**Aim of the exercise:**
Reply only with how many lines contain the word "ylabel".

**Source data:**
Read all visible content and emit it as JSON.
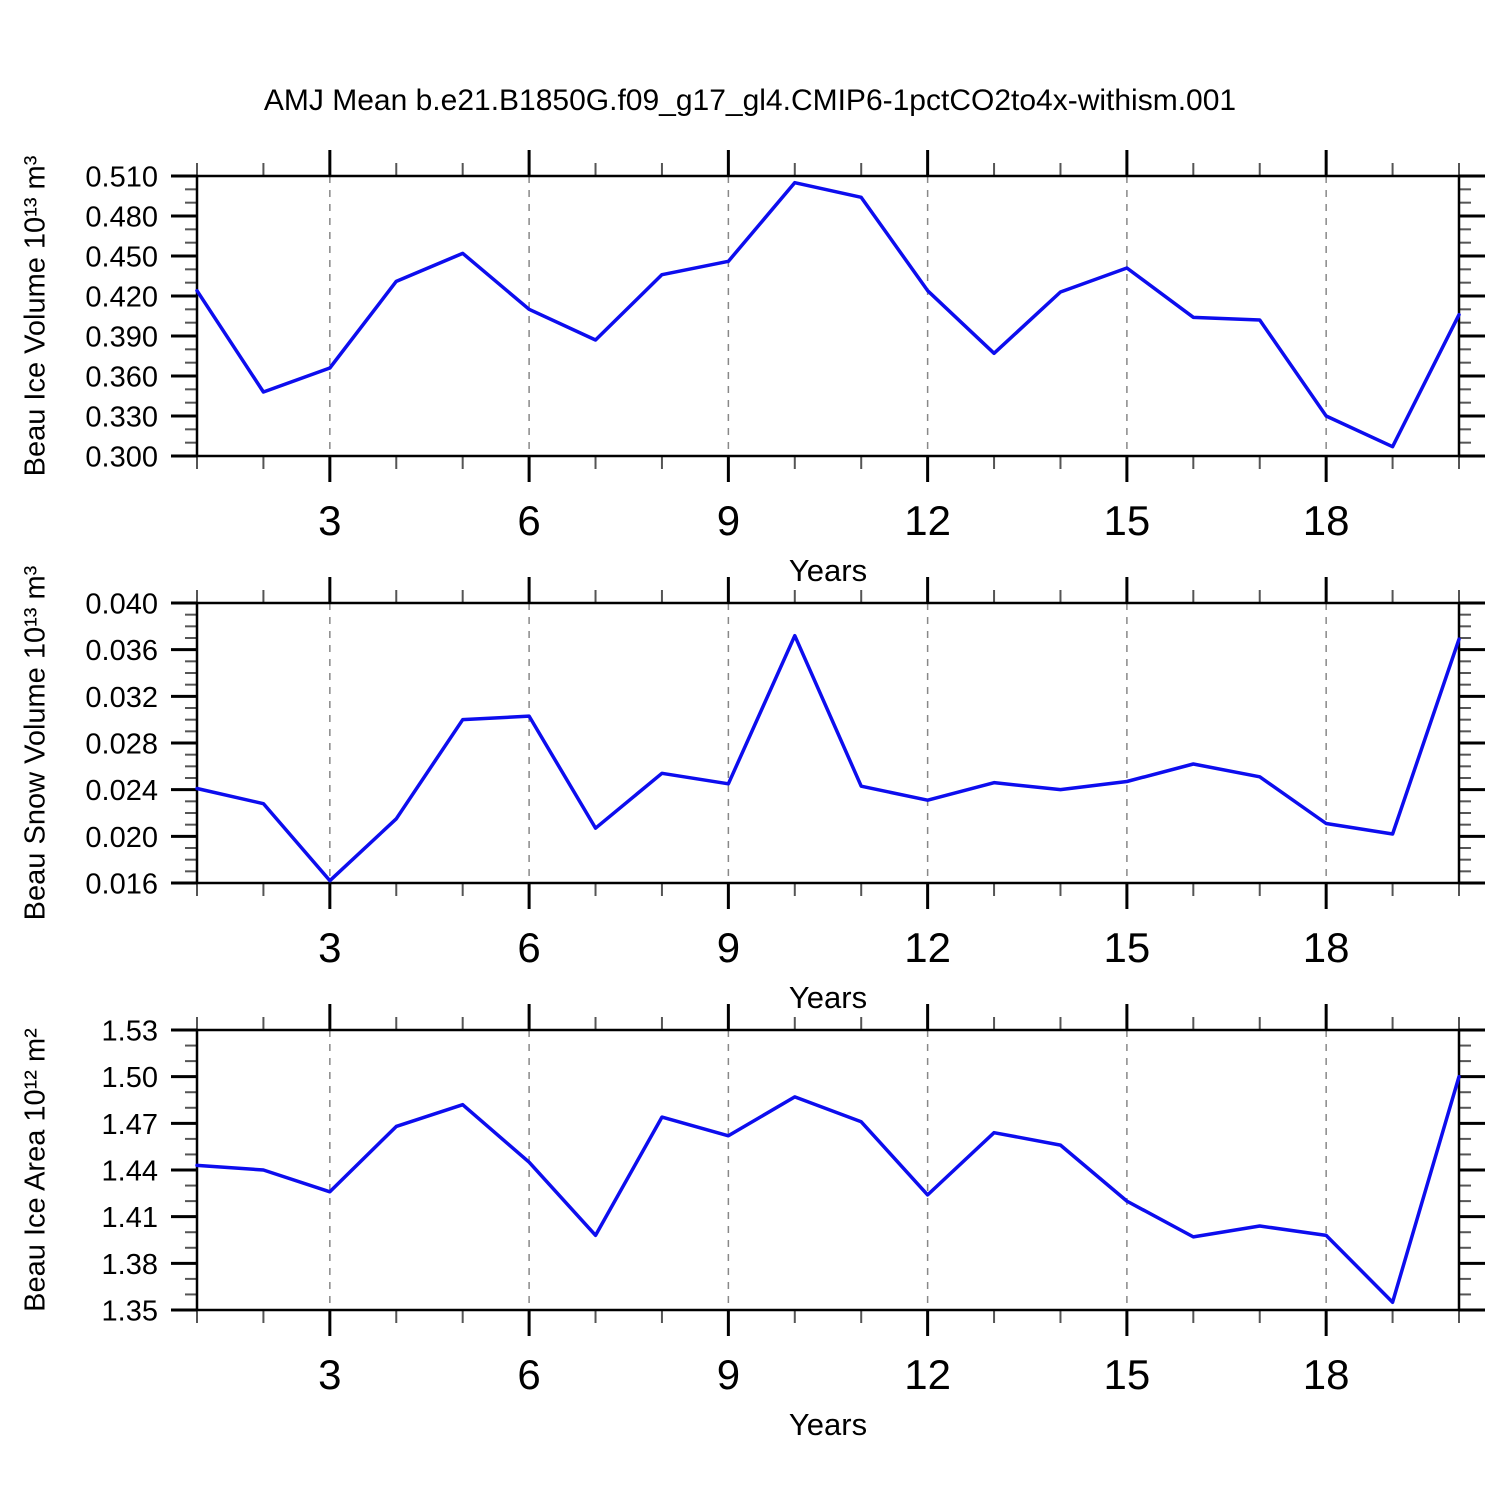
{
  "title": "AMJ Mean b.e21.B1850G.f09_g17_gl4.CMIP6-1pctCO2to4x-withism.001",
  "figure": {
    "background_color": "#ffffff",
    "line_color": "#0d0dee",
    "frame_color": "#000000",
    "grid_color": "#888888",
    "major_tick_color": "#000000",
    "minor_tick_color": "#555555"
  },
  "chart_data": [
    {
      "type": "line",
      "ylabel": "Beau Ice Volume 10¹³ m³",
      "xlabel": "Years",
      "x": [
        1,
        2,
        3,
        4,
        5,
        6,
        7,
        8,
        9,
        10,
        11,
        12,
        13,
        14,
        15,
        16,
        17,
        18,
        19,
        20
      ],
      "values": [
        0.424,
        0.348,
        0.366,
        0.431,
        0.452,
        0.41,
        0.387,
        0.436,
        0.446,
        0.505,
        0.494,
        0.424,
        0.377,
        0.423,
        0.441,
        0.404,
        0.402,
        0.33,
        0.307,
        0.406
      ],
      "xlim": [
        1,
        20
      ],
      "ylim": [
        0.3,
        0.51
      ],
      "yticks": [
        0.3,
        0.33,
        0.36,
        0.39,
        0.42,
        0.45,
        0.48,
        0.51
      ],
      "ytick_labels": [
        "0.300",
        "0.330",
        "0.360",
        "0.390",
        "0.420",
        "0.450",
        "0.480",
        "0.510"
      ],
      "y_minor_step": 0.01,
      "xticks": [
        3,
        6,
        9,
        12,
        15,
        18
      ],
      "xtick_labels": [
        "3",
        "6",
        "9",
        "12",
        "15",
        "18"
      ],
      "x_minor_step": 1,
      "grid_x": [
        3,
        6,
        9,
        12,
        15,
        18
      ],
      "grid_style": "dashed",
      "legend": null
    },
    {
      "type": "line",
      "ylabel": "Beau Snow Volume 10¹³ m³",
      "xlabel": "Years",
      "x": [
        1,
        2,
        3,
        4,
        5,
        6,
        7,
        8,
        9,
        10,
        11,
        12,
        13,
        14,
        15,
        16,
        17,
        18,
        19,
        20
      ],
      "values": [
        0.0241,
        0.0228,
        0.0162,
        0.0215,
        0.03,
        0.0303,
        0.0207,
        0.0254,
        0.0245,
        0.0372,
        0.0243,
        0.0231,
        0.0246,
        0.024,
        0.0247,
        0.0262,
        0.0251,
        0.0211,
        0.0202,
        0.0369
      ],
      "xlim": [
        1,
        20
      ],
      "ylim": [
        0.016,
        0.04
      ],
      "yticks": [
        0.016,
        0.02,
        0.024,
        0.028,
        0.032,
        0.036,
        0.04
      ],
      "ytick_labels": [
        "0.016",
        "0.020",
        "0.024",
        "0.028",
        "0.032",
        "0.036",
        "0.040"
      ],
      "y_minor_step": 0.001,
      "xticks": [
        3,
        6,
        9,
        12,
        15,
        18
      ],
      "xtick_labels": [
        "3",
        "6",
        "9",
        "12",
        "15",
        "18"
      ],
      "x_minor_step": 1,
      "grid_x": [
        3,
        6,
        9,
        12,
        15,
        18
      ],
      "grid_style": "dashed",
      "legend": null
    },
    {
      "type": "line",
      "ylabel": "Beau Ice Area 10¹² m²",
      "xlabel": "Years",
      "x": [
        1,
        2,
        3,
        4,
        5,
        6,
        7,
        8,
        9,
        10,
        11,
        12,
        13,
        14,
        15,
        16,
        17,
        18,
        19,
        20
      ],
      "values": [
        1.443,
        1.44,
        1.426,
        1.468,
        1.482,
        1.445,
        1.398,
        1.474,
        1.462,
        1.487,
        1.471,
        1.424,
        1.464,
        1.456,
        1.42,
        1.397,
        1.404,
        1.398,
        1.355,
        1.5
      ],
      "xlim": [
        1,
        20
      ],
      "ylim": [
        1.35,
        1.53
      ],
      "yticks": [
        1.35,
        1.38,
        1.41,
        1.44,
        1.47,
        1.5,
        1.53
      ],
      "ytick_labels": [
        "1.35",
        "1.38",
        "1.41",
        "1.44",
        "1.47",
        "1.50",
        "1.53"
      ],
      "y_minor_step": 0.01,
      "xticks": [
        3,
        6,
        9,
        12,
        15,
        18
      ],
      "xtick_labels": [
        "3",
        "6",
        "9",
        "12",
        "15",
        "18"
      ],
      "x_minor_step": 1,
      "grid_x": [
        3,
        6,
        9,
        12,
        15,
        18
      ],
      "grid_style": "dashed",
      "legend": null
    }
  ]
}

**The output:**
3